Data listing:
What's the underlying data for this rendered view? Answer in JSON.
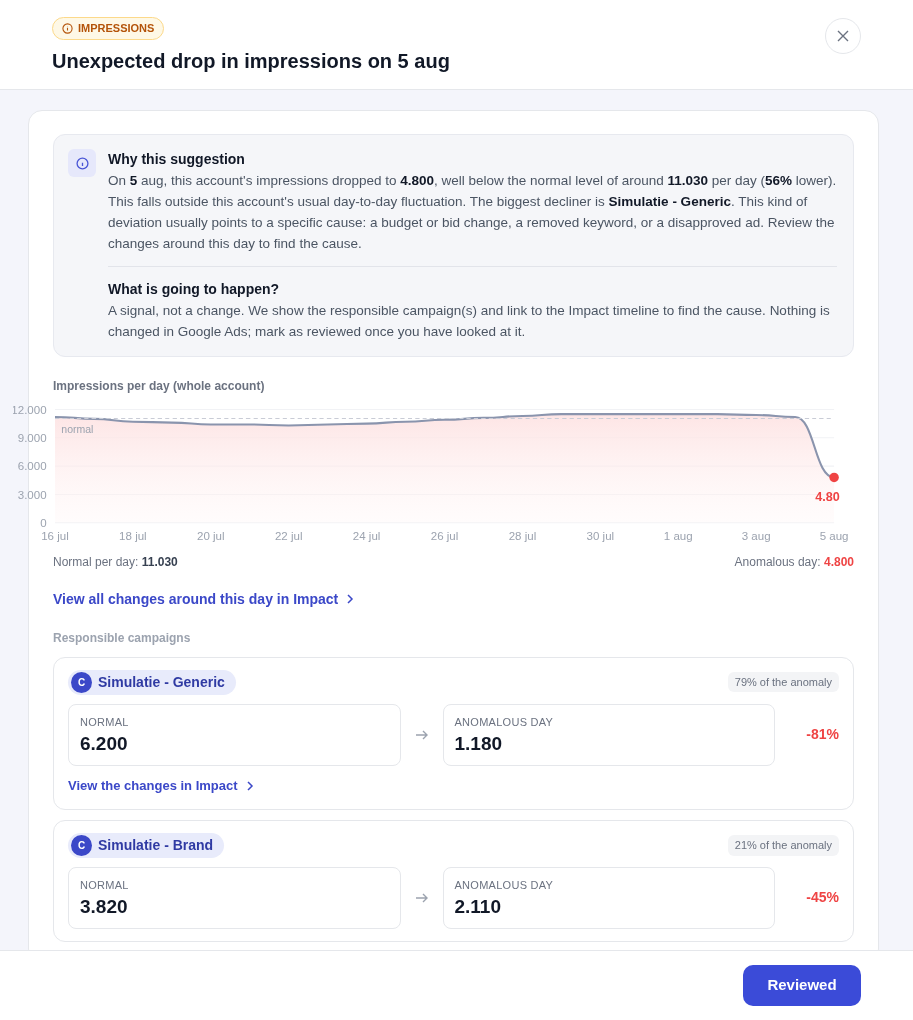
{
  "header": {
    "badge": "IMPRESSIONS",
    "title": "Unexpected drop in impressions on 5 aug"
  },
  "explanation": {
    "sections": [
      {
        "heading": "Why this suggestion",
        "body": "On **5** aug, this account's impressions dropped to **4.800**, well below the normal level of around **11.030** per day (**56%** lower). This falls outside this account's usual day-to-day fluctuation. The biggest decliner is **Simulatie - Generic**. This kind of deviation usually points to a specific cause: a budget or bid change, a removed keyword, or a disapproved ad. Review the changes around this day to find the cause."
      },
      {
        "heading": "What is going to happen?",
        "body": "A signal, not a change. We show the responsible campaign(s) and link to the Impact timeline to find the cause. Nothing is changed in Google Ads; mark as reviewed once you have looked at it."
      }
    ]
  },
  "chart": {
    "title": "Impressions per day (whole account)",
    "chart_data": {
      "type": "line",
      "categories": [
        "16 jul",
        null,
        "18 jul",
        null,
        "20 jul",
        null,
        "22 jul",
        null,
        "24 jul",
        null,
        "26 jul",
        null,
        "28 jul",
        null,
        "30 jul",
        null,
        "1 aug",
        null,
        "3 aug",
        null,
        "5 aug"
      ],
      "grid": true,
      "series": [
        {
          "line_style": "solid",
          "color": "#8a94ad",
          "values": [
            11.2,
            11.0,
            10.7,
            10.6,
            10.4,
            10.4,
            10.3,
            10.4,
            10.5,
            10.7,
            10.9,
            11.1,
            11.3,
            11.5,
            11.5,
            11.5,
            11.5,
            11.5,
            11.4,
            11.2,
            4.8
          ]
        },
        {
          "name": "normal",
          "line_style": "dashed",
          "color": "#c9ccd6",
          "values": [
            11.03,
            11.03,
            11.03,
            11.03,
            11.03,
            11.03,
            11.03,
            11.03,
            11.03,
            11.03,
            11.03,
            11.03,
            11.03,
            11.03,
            11.03,
            11.03,
            11.03,
            11.03,
            11.03,
            11.03,
            11.03
          ]
        }
      ],
      "ylim": [
        0,
        12
      ],
      "yticks": [
        {
          "value": 0,
          "label": "0"
        },
        {
          "value": 3,
          "label": "3.000"
        },
        {
          "value": 6,
          "label": "6.000"
        },
        {
          "value": 9,
          "label": "9.000"
        },
        {
          "value": 12,
          "label": "12.000"
        }
      ],
      "annotations": [
        {
          "x": "5 aug",
          "y": 4.8,
          "text": "4.80"
        }
      ]
    },
    "normal_label": "Normal per day:",
    "normal_value": "11.030",
    "anomaly_label": "Anomalous day:",
    "anomaly_value": "4.800"
  },
  "impact_link": "View all changes around this day in Impact",
  "campaigns_title": "Responsible campaigns",
  "campaigns": [
    {
      "avatar": "C",
      "name": "Simulatie - Generic",
      "share": "79% of the anomaly",
      "normal_label": "NORMAL",
      "normal": "6.200",
      "anomaly_label": "ANOMALOUS DAY",
      "anomaly": "1.180",
      "change": "-81%",
      "link": "View the changes in Impact"
    },
    {
      "avatar": "C",
      "name": "Simulatie - Brand",
      "share": "21% of the anomaly",
      "normal_label": "NORMAL",
      "normal": "3.820",
      "anomaly_label": "ANOMALOUS DAY",
      "anomaly": "2.110",
      "change": "-45%"
    }
  ],
  "footer": {
    "button": "Reviewed"
  }
}
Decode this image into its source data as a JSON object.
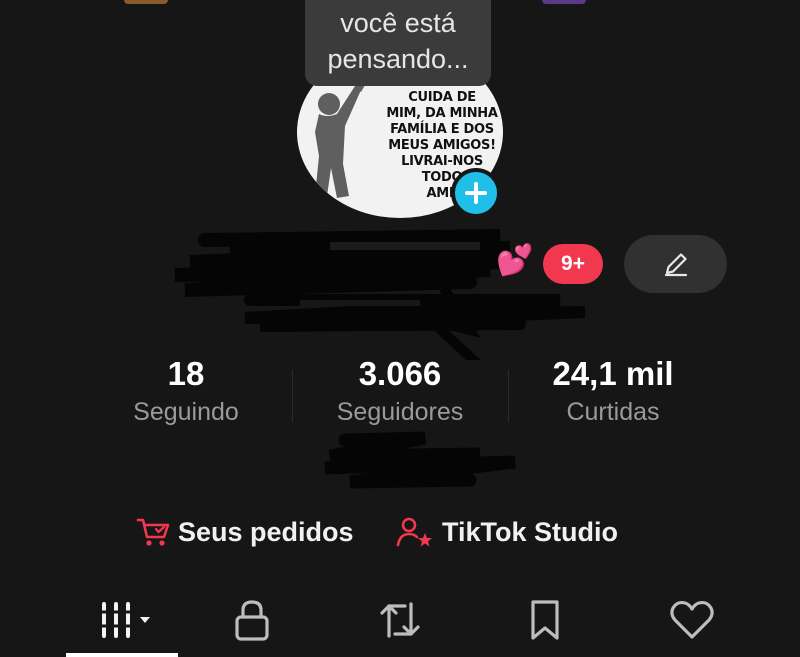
{
  "tooltip": {
    "text": "você está\npensando..."
  },
  "avatar": {
    "text": "CUIDA DE\nMIM, DA MINHA\nFAMÍLIA E DOS\nMEUS AMIGOS!\nLIVRAI-NOS\nTODO\nAMÉ"
  },
  "profile": {
    "hearts_emoji": "💕",
    "notification_badge": "9+"
  },
  "stats": [
    {
      "value": "18",
      "label": "Seguindo"
    },
    {
      "value": "3.066",
      "label": "Seguidores"
    },
    {
      "value": "24,1 mil",
      "label": "Curtidas"
    }
  ],
  "links": {
    "orders": "Seus pedidos",
    "studio": "TikTok Studio"
  },
  "colors": {
    "background": "#161616",
    "accent_pink": "#f1384f",
    "add_blue": "#20bfe8"
  },
  "icons": {
    "edit": "pencil-icon",
    "add": "plus-icon",
    "orders": "cart-icon",
    "studio": "person-star-icon",
    "tabs": [
      "grid-icon",
      "lock-icon",
      "repost-icon",
      "bookmark-icon",
      "heart-icon"
    ]
  }
}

- **What the task requires**
Return the records exactly. Don't carry the pictures over.

- **Task result**
What's the underlying data for this rendered view? Answer in JSON.
{
  "header": {
    "badge": "IMPRESSIONS",
    "title": "Unexpected drop in impressions on 5 aug"
  },
  "explanation": {
    "sections": [
      {
        "heading": "Why this suggestion",
        "body": "On **5** aug, this account's impressions dropped to **4.800**, well below the normal level of around **11.030** per day (**56%** lower). This falls outside this account's usual day-to-day fluctuation. The biggest decliner is **Simulatie - Generic**. This kind of deviation usually points to a specific cause: a budget or bid change, a removed keyword, or a disapproved ad. Review the changes around this day to find the cause."
      },
      {
        "heading": "What is going to happen?",
        "body": "A signal, not a change. We show the responsible campaign(s) and link to the Impact timeline to find the cause. Nothing is changed in Google Ads; mark as reviewed once you have looked at it."
      }
    ]
  },
  "chart": {
    "title": "Impressions per day (whole account)",
    "chart_data": {
      "type": "line",
      "categories": [
        "16 jul",
        null,
        "18 jul",
        null,
        "20 jul",
        null,
        "22 jul",
        null,
        "24 jul",
        null,
        "26 jul",
        null,
        "28 jul",
        null,
        "30 jul",
        null,
        "1 aug",
        null,
        "3 aug",
        null,
        "5 aug"
      ],
      "grid": true,
      "series": [
        {
          "line_style": "solid",
          "color": "#8a94ad",
          "values": [
            11.2,
            11.0,
            10.7,
            10.6,
            10.4,
            10.4,
            10.3,
            10.4,
            10.5,
            10.7,
            10.9,
            11.1,
            11.3,
            11.5,
            11.5,
            11.5,
            11.5,
            11.5,
            11.4,
            11.2,
            4.8
          ]
        },
        {
          "name": "normal",
          "line_style": "dashed",
          "color": "#c9ccd6",
          "values": [
            11.03,
            11.03,
            11.03,
            11.03,
            11.03,
            11.03,
            11.03,
            11.03,
            11.03,
            11.03,
            11.03,
            11.03,
            11.03,
            11.03,
            11.03,
            11.03,
            11.03,
            11.03,
            11.03,
            11.03,
            11.03
          ]
        }
      ],
      "ylim": [
        0,
        12
      ],
      "yticks": [
        {
          "value": 0,
          "label": "0"
        },
        {
          "value": 3,
          "label": "3.000"
        },
        {
          "value": 6,
          "label": "6.000"
        },
        {
          "value": 9,
          "label": "9.000"
        },
        {
          "value": 12,
          "label": "12.000"
        }
      ],
      "annotations": [
        {
          "x": "5 aug",
          "y": 4.8,
          "text": "4.80"
        }
      ]
    },
    "normal_label": "Normal per day:",
    "normal_value": "11.030",
    "anomaly_label": "Anomalous day:",
    "anomaly_value": "4.800"
  },
  "impact_link": "View all changes around this day in Impact",
  "campaigns_title": "Responsible campaigns",
  "campaigns": [
    {
      "avatar": "C",
      "name": "Simulatie - Generic",
      "share": "79% of the anomaly",
      "normal_label": "NORMAL",
      "normal": "6.200",
      "anomaly_label": "ANOMALOUS DAY",
      "anomaly": "1.180",
      "change": "-81%",
      "link": "View the changes in Impact"
    },
    {
      "avatar": "C",
      "name": "Simulatie - Brand",
      "share": "21% of the anomaly",
      "normal_label": "NORMAL",
      "normal": "3.820",
      "anomaly_label": "ANOMALOUS DAY",
      "anomaly": "2.110",
      "change": "-45%"
    }
  ],
  "footer": {
    "button": "Reviewed"
  }
}
Decode this image into its source data as a JSON object.
{
  "tooltip": {
    "text": "você está\npensando..."
  },
  "avatar": {
    "text": "CUIDA DE\nMIM, DA MINHA\nFAMÍLIA E DOS\nMEUS AMIGOS!\nLIVRAI-NOS\nTODO\nAMÉ"
  },
  "profile": {
    "hearts_emoji": "💕",
    "notification_badge": "9+"
  },
  "stats": [
    {
      "value": "18",
      "label": "Seguindo"
    },
    {
      "value": "3.066",
      "label": "Seguidores"
    },
    {
      "value": "24,1 mil",
      "label": "Curtidas"
    }
  ],
  "links": {
    "orders": "Seus pedidos",
    "studio": "TikTok Studio"
  },
  "colors": {
    "background": "#161616",
    "accent_pink": "#f1384f",
    "add_blue": "#20bfe8"
  },
  "icons": {
    "edit": "pencil-icon",
    "add": "plus-icon",
    "orders": "cart-icon",
    "studio": "person-star-icon",
    "tabs": [
      "grid-icon",
      "lock-icon",
      "repost-icon",
      "bookmark-icon",
      "heart-icon"
    ]
  }
}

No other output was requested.